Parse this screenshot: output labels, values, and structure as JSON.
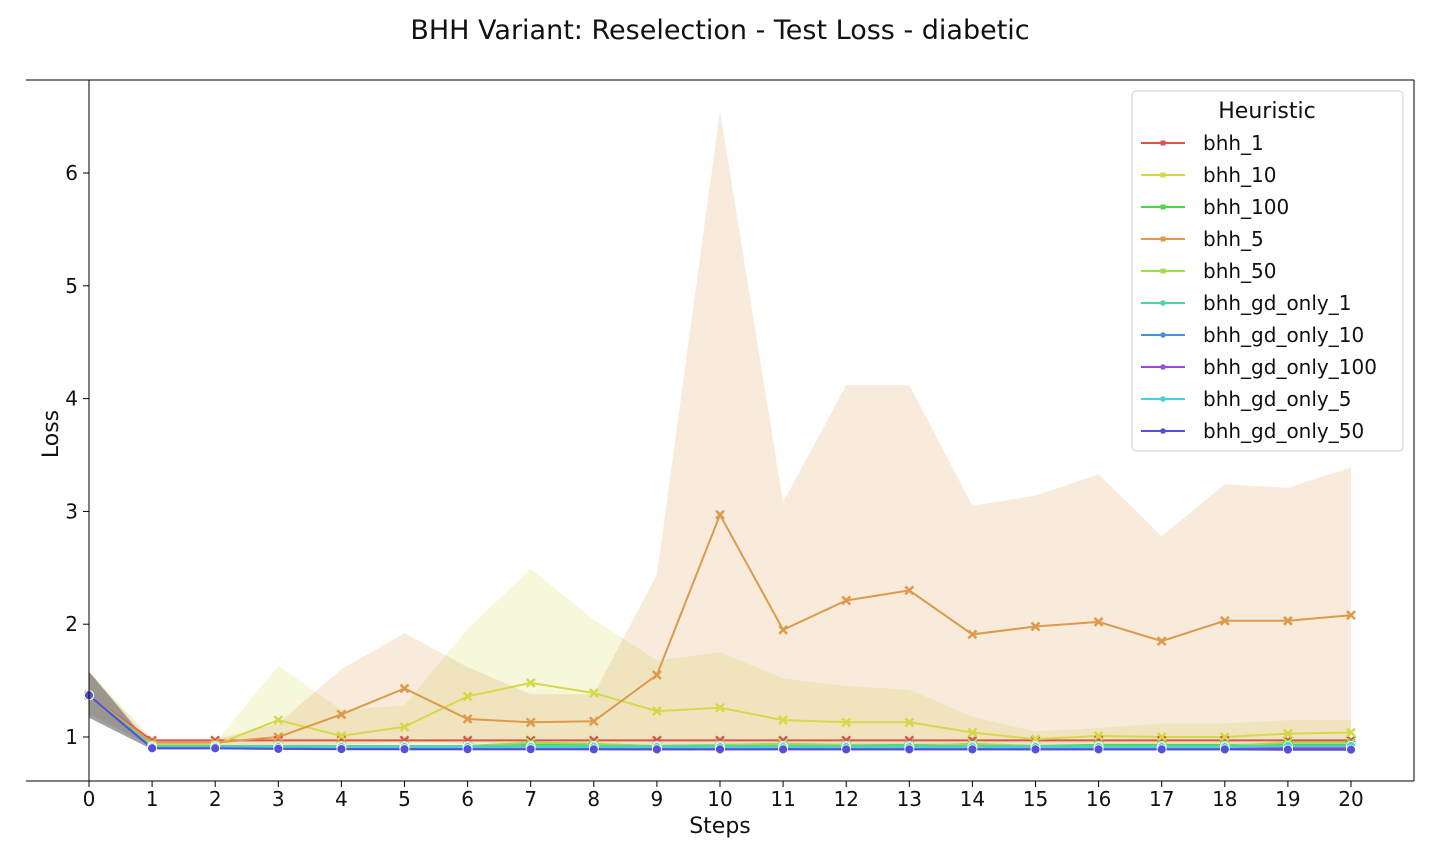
{
  "chart_data": {
    "type": "line",
    "title": "BHH Variant: Reselection - Test Loss - diabetic",
    "xlabel": "Steps",
    "ylabel": "Loss",
    "x": [
      0,
      1,
      2,
      3,
      4,
      5,
      6,
      7,
      8,
      9,
      10,
      11,
      12,
      13,
      14,
      15,
      16,
      17,
      18,
      19,
      20
    ],
    "xlim": [
      -1,
      21
    ],
    "ylim": [
      0.5,
      6.85
    ],
    "yticks": [
      1,
      2,
      3,
      4,
      5,
      6
    ],
    "grid": false,
    "legend": {
      "title": "Heuristic",
      "placement": "top-right"
    },
    "series": [
      {
        "name": "bhh_1",
        "color": "#d9534f",
        "marker": "x",
        "values": [
          1.37,
          0.97,
          0.97,
          0.97,
          0.97,
          0.97,
          0.97,
          0.97,
          0.97,
          0.97,
          0.97,
          0.97,
          0.97,
          0.97,
          0.97,
          0.97,
          0.97,
          0.97,
          0.97,
          0.97,
          0.97
        ]
      },
      {
        "name": "bhh_10",
        "color": "#d4d94a",
        "marker": "x",
        "values": [
          1.37,
          0.93,
          0.93,
          1.15,
          1.01,
          1.09,
          1.36,
          1.48,
          1.39,
          1.23,
          1.26,
          1.15,
          1.13,
          1.13,
          1.04,
          0.98,
          1.01,
          1.0,
          1.0,
          1.03,
          1.04
        ],
        "band_lower": [
          1.2,
          0.91,
          0.91,
          0.91,
          0.91,
          0.91,
          0.91,
          0.91,
          0.91,
          0.91,
          0.91,
          0.91,
          0.91,
          0.91,
          0.91,
          0.91,
          0.91,
          0.91,
          0.91,
          0.91,
          0.91
        ],
        "band_upper": [
          1.58,
          0.95,
          0.95,
          1.63,
          1.24,
          1.28,
          1.96,
          2.49,
          2.04,
          1.68,
          1.75,
          1.52,
          1.45,
          1.42,
          1.18,
          1.05,
          1.08,
          1.12,
          1.12,
          1.15,
          1.15
        ]
      },
      {
        "name": "bhh_100",
        "color": "#4fd44a",
        "marker": "x",
        "values": [
          1.37,
          0.92,
          0.92,
          0.92,
          0.92,
          0.92,
          0.92,
          0.93,
          0.93,
          0.92,
          0.93,
          0.93,
          0.93,
          0.93,
          0.93,
          0.92,
          0.93,
          0.93,
          0.93,
          0.93,
          0.93
        ]
      },
      {
        "name": "bhh_5",
        "color": "#dd9a4a",
        "marker": "x",
        "values": [
          1.37,
          0.95,
          0.95,
          1.0,
          1.2,
          1.43,
          1.16,
          1.13,
          1.14,
          1.55,
          2.97,
          1.95,
          2.21,
          2.3,
          1.91,
          1.98,
          2.02,
          1.85,
          2.03,
          2.03,
          2.08
        ],
        "band_lower": [
          1.2,
          0.92,
          0.92,
          0.92,
          0.93,
          0.95,
          0.94,
          0.95,
          0.95,
          0.93,
          0.92,
          0.92,
          0.92,
          0.93,
          0.93,
          0.93,
          0.93,
          0.93,
          0.93,
          0.93,
          0.93
        ],
        "band_upper": [
          1.58,
          0.98,
          0.98,
          1.12,
          1.6,
          1.92,
          1.62,
          1.38,
          1.38,
          2.44,
          6.55,
          3.08,
          4.12,
          4.12,
          3.05,
          3.14,
          3.33,
          2.78,
          3.24,
          3.21,
          3.39
        ]
      },
      {
        "name": "bhh_50",
        "color": "#9fdb4a",
        "marker": "x",
        "values": [
          1.37,
          0.92,
          0.92,
          0.92,
          0.92,
          0.92,
          0.92,
          0.95,
          0.94,
          0.92,
          0.93,
          0.94,
          0.93,
          0.92,
          0.94,
          0.92,
          0.92,
          0.92,
          0.92,
          0.95,
          0.95
        ]
      },
      {
        "name": "bhh_gd_only_1",
        "color": "#4fd6a0",
        "marker": "o",
        "values": [
          1.37,
          0.92,
          0.92,
          0.92,
          0.92,
          0.92,
          0.92,
          0.92,
          0.92,
          0.92,
          0.92,
          0.92,
          0.92,
          0.92,
          0.92,
          0.92,
          0.92,
          0.92,
          0.92,
          0.92,
          0.92
        ]
      },
      {
        "name": "bhh_gd_only_10",
        "color": "#4a8ede",
        "marker": "o",
        "values": [
          1.37,
          0.9,
          0.9,
          0.9,
          0.9,
          0.9,
          0.9,
          0.9,
          0.9,
          0.9,
          0.9,
          0.9,
          0.9,
          0.9,
          0.9,
          0.9,
          0.9,
          0.9,
          0.9,
          0.9,
          0.9
        ]
      },
      {
        "name": "bhh_gd_only_100",
        "color": "#9a4ade",
        "marker": "o",
        "values": [
          1.37,
          0.9,
          0.9,
          0.9,
          0.9,
          0.9,
          0.9,
          0.9,
          0.9,
          0.9,
          0.9,
          0.9,
          0.9,
          0.9,
          0.9,
          0.9,
          0.9,
          0.9,
          0.9,
          0.9,
          0.9
        ]
      },
      {
        "name": "bhh_gd_only_5",
        "color": "#4ad0d6",
        "marker": "o",
        "values": [
          1.37,
          0.91,
          0.91,
          0.91,
          0.91,
          0.91,
          0.91,
          0.91,
          0.91,
          0.91,
          0.91,
          0.91,
          0.91,
          0.91,
          0.91,
          0.91,
          0.91,
          0.91,
          0.91,
          0.92,
          0.92
        ]
      },
      {
        "name": "bhh_gd_only_50",
        "color": "#5650d6",
        "marker": "o",
        "values": [
          1.37,
          0.9,
          0.9,
          0.895,
          0.893,
          0.892,
          0.892,
          0.892,
          0.891,
          0.89,
          0.89,
          0.891,
          0.89,
          0.89,
          0.89,
          0.89,
          0.89,
          0.89,
          0.89,
          0.888,
          0.888
        ],
        "band_lower": [
          1.17,
          0.89,
          0.89,
          0.885,
          0.883,
          0.882,
          0.882,
          0.882,
          0.881,
          0.88,
          0.88,
          0.881,
          0.88,
          0.88,
          0.88,
          0.88,
          0.88,
          0.88,
          0.88,
          0.878,
          0.878
        ],
        "band_upper": [
          1.58,
          0.91,
          0.91,
          0.905,
          0.903,
          0.902,
          0.902,
          0.902,
          0.901,
          0.9,
          0.9,
          0.901,
          0.9,
          0.9,
          0.9,
          0.9,
          0.9,
          0.9,
          0.9,
          0.898,
          0.898
        ]
      }
    ]
  }
}
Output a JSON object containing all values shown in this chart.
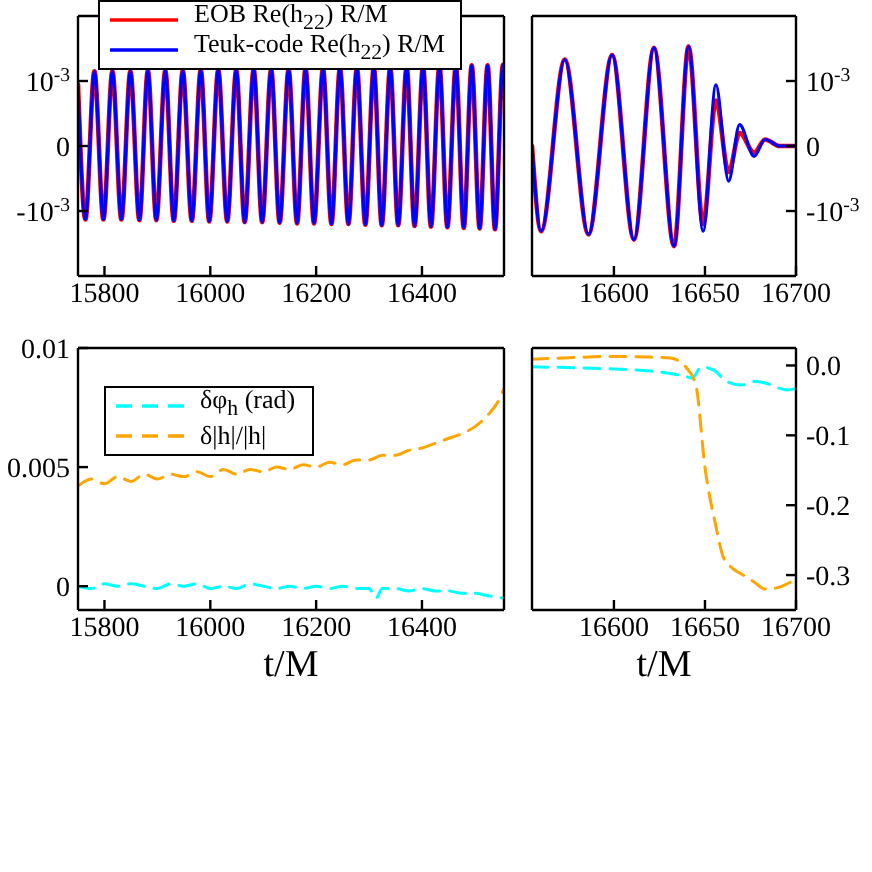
{
  "chart_data": [
    {
      "type": "line",
      "x": [
        15750,
        15764,
        15781,
        15798,
        15815,
        15832,
        15849,
        15866,
        15882,
        15898,
        15915,
        15931,
        15948,
        15965,
        15982,
        15998,
        16015,
        16032,
        16049,
        16065,
        16082,
        16098,
        16115,
        16131,
        16148,
        16164,
        16180,
        16196,
        16213,
        16229,
        16245,
        16261,
        16277,
        16293,
        16309,
        16324,
        16340,
        16355,
        16371,
        16386,
        16402,
        16417,
        16433,
        16448,
        16464,
        16479,
        16494,
        16509,
        16524,
        16538,
        16553,
        16555
      ],
      "series": [
        {
          "name": "EOB Re(h$_{22}$) R/M",
          "color": "#ff0000",
          "values": [
            0.00095,
            -0.00113,
            0.00115,
            -0.00113,
            0.00115,
            -0.00113,
            0.00115,
            -0.00114,
            0.00116,
            -0.00114,
            0.00116,
            -0.00115,
            0.00116,
            -0.00115,
            0.00117,
            -0.00116,
            0.00117,
            -0.00116,
            0.00117,
            -0.00117,
            0.00118,
            -0.00117,
            0.00118,
            -0.00118,
            0.00118,
            -0.00119,
            0.00119,
            -0.00119,
            0.00119,
            -0.0012,
            0.0012,
            -0.0012,
            0.0012,
            -0.00121,
            0.00121,
            -0.00122,
            0.00121,
            -0.00122,
            0.00122,
            -0.00123,
            0.00122,
            -0.00124,
            0.00123,
            -0.00125,
            0.00123,
            -0.00126,
            0.00124,
            -0.00127,
            0.00124,
            -0.00128,
            0.00125,
            0.00124
          ]
        },
        {
          "name": "Teuk-code Re(h$_{22}$) R/M",
          "color": "#0000ff",
          "values": [
            0.00095,
            -0.00113,
            0.00115,
            -0.00113,
            0.00115,
            -0.00113,
            0.00115,
            -0.00114,
            0.00116,
            -0.00114,
            0.00116,
            -0.00115,
            0.00116,
            -0.00115,
            0.00117,
            -0.00116,
            0.00117,
            -0.00116,
            0.00117,
            -0.00117,
            0.00118,
            -0.00117,
            0.00118,
            -0.00118,
            0.00118,
            -0.00119,
            0.00119,
            -0.00119,
            0.00119,
            -0.0012,
            0.0012,
            -0.0012,
            0.0012,
            -0.00121,
            0.00121,
            -0.00122,
            0.00121,
            -0.00122,
            0.00122,
            -0.00123,
            0.00122,
            -0.00124,
            0.00123,
            -0.00125,
            0.00123,
            -0.00126,
            0.00124,
            -0.00127,
            0.00124,
            -0.00128,
            0.00125,
            0.00124
          ]
        }
      ],
      "xlim": [
        15750,
        16555
      ],
      "xticks": [
        15800,
        16000,
        16200,
        16400
      ],
      "ylim": [
        -0.002,
        0.002
      ],
      "yticks": [
        {
          "value": -0.001,
          "label": "-10$^{-3}$"
        },
        0,
        {
          "value": 0.001,
          "label": "10$^{-3}$"
        }
      ],
      "legend": "top left"
    },
    {
      "type": "line",
      "x": [
        16555,
        16560,
        16573,
        16586,
        16599,
        16611,
        16622,
        16633,
        16641,
        16649,
        16656,
        16663,
        16669,
        16677,
        16683,
        16691,
        16700
      ],
      "series": [
        {
          "color": "#ff0000",
          "values": [
            0,
            -0.00131,
            0.00133,
            -0.00136,
            0.0014,
            -0.00144,
            0.00151,
            -0.00154,
            0.00153,
            -0.0012,
            0.0007,
            -0.0004,
            0.0002,
            -0.0001,
            0.0001,
            0,
            0
          ]
        },
        {
          "color": "#0000ff",
          "values": [
            0,
            -0.00131,
            0.00133,
            -0.00136,
            0.0014,
            -0.00144,
            0.00151,
            -0.00154,
            0.00153,
            -0.00131,
            0.00094,
            -0.00054,
            0.00033,
            -0.00016,
            0.0001,
            0,
            0
          ]
        }
      ],
      "xlim": [
        16555,
        16700
      ],
      "xticks": [
        16600,
        16650,
        16700
      ],
      "ylim": [
        -0.002,
        0.002
      ],
      "yticks": [
        {
          "value": -0.001,
          "label": "-10$^{-3}$"
        },
        0,
        {
          "value": 0.001,
          "label": "10$^{-3}$"
        }
      ]
    },
    {
      "type": "line",
      "xlabel": "t/M",
      "line_style": "dashed",
      "legend": "top left",
      "series": [
        {
          "name": "δφ$_{h}$ (rad)",
          "color": "#00ffff",
          "x": [
            15750,
            15775,
            15800,
            15825,
            15850,
            15875,
            15900,
            15925,
            15950,
            15975,
            16000,
            16025,
            16050,
            16075,
            16100,
            16125,
            16150,
            16175,
            16200,
            16225,
            16250,
            16275,
            16300,
            16313,
            16325,
            16350,
            16375,
            16400,
            16425,
            16450,
            16475,
            16500,
            16525,
            16555
          ],
          "values": [
            0,
            -0.0001,
            0.0001,
            0,
            0.0001,
            0,
            -0.0001,
            0.0001,
            0,
            0.0001,
            -0.0001,
            0,
            -0.0001,
            0.0001,
            0,
            -0.0001,
            0,
            -0.0001,
            0,
            -0.0001,
            0,
            -0.0001,
            -0.0001,
            -0.0005,
            -0.0001,
            -0.0001,
            -0.0002,
            -0.0001,
            -0.0002,
            -0.0002,
            -0.0003,
            -0.0003,
            -0.0004,
            -0.0005
          ]
        },
        {
          "name": "δ|h|/|h|",
          "color": "#ffa500",
          "x": [
            15750,
            15775,
            15800,
            15825,
            15850,
            15875,
            15900,
            15925,
            15950,
            15975,
            16000,
            16025,
            16050,
            16075,
            16100,
            16125,
            16150,
            16175,
            16200,
            16225,
            16250,
            16275,
            16300,
            16325,
            16350,
            16375,
            16400,
            16425,
            16450,
            16475,
            16500,
            16525,
            16545,
            16555
          ],
          "values": [
            0.0042,
            0.0045,
            0.0043,
            0.0046,
            0.0044,
            0.0047,
            0.0045,
            0.0047,
            0.0046,
            0.0048,
            0.0046,
            0.0049,
            0.0047,
            0.0049,
            0.0048,
            0.005,
            0.0049,
            0.0051,
            0.005,
            0.0052,
            0.0051,
            0.0053,
            0.0053,
            0.0055,
            0.0055,
            0.0057,
            0.0058,
            0.006,
            0.0062,
            0.0064,
            0.0067,
            0.0072,
            0.0078,
            0.0083
          ]
        }
      ],
      "xlim": [
        15750,
        16555
      ],
      "xticks": [
        15800,
        16000,
        16200,
        16400
      ],
      "ylim": [
        -0.001,
        0.01
      ],
      "yticks": [
        0,
        0.005,
        0.01
      ]
    },
    {
      "type": "line",
      "xlabel": "t/M",
      "line_style": "dashed",
      "series": [
        {
          "color": "#00ffff",
          "x": [
            16555,
            16575,
            16600,
            16620,
            16630,
            16640,
            16643,
            16648,
            16655,
            16662,
            16670,
            16677,
            16683,
            16690,
            16695,
            16700
          ],
          "values": [
            -0.002,
            -0.003,
            -0.005,
            -0.008,
            -0.011,
            -0.016,
            -0.018,
            -0.002,
            -0.007,
            -0.023,
            -0.028,
            -0.023,
            -0.025,
            -0.032,
            -0.035,
            -0.033
          ]
        },
        {
          "color": "#ffa500",
          "x": [
            16555,
            16575,
            16600,
            16620,
            16630,
            16636,
            16640,
            16645,
            16650,
            16656,
            16660,
            16665,
            16671,
            16677,
            16683,
            16690,
            16698,
            16700
          ],
          "values": [
            0.009,
            0.011,
            0.013,
            0.012,
            0.011,
            0.006,
            -0.004,
            -0.028,
            -0.146,
            -0.23,
            -0.274,
            -0.29,
            -0.3,
            -0.31,
            -0.32,
            -0.318,
            -0.309,
            -0.307
          ]
        }
      ],
      "xlim": [
        16555,
        16700
      ],
      "xticks": [
        16600,
        16650,
        16700
      ],
      "ylim": [
        -0.35,
        0.025
      ],
      "yticks": [
        {
          "value": 0,
          "label": "0.0"
        },
        -0.1,
        -0.2,
        -0.3
      ]
    }
  ]
}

■ What to produce
In the listing above, how many lines hold the word "JSON"? Give the number and nothing more.

■ Expected answer
2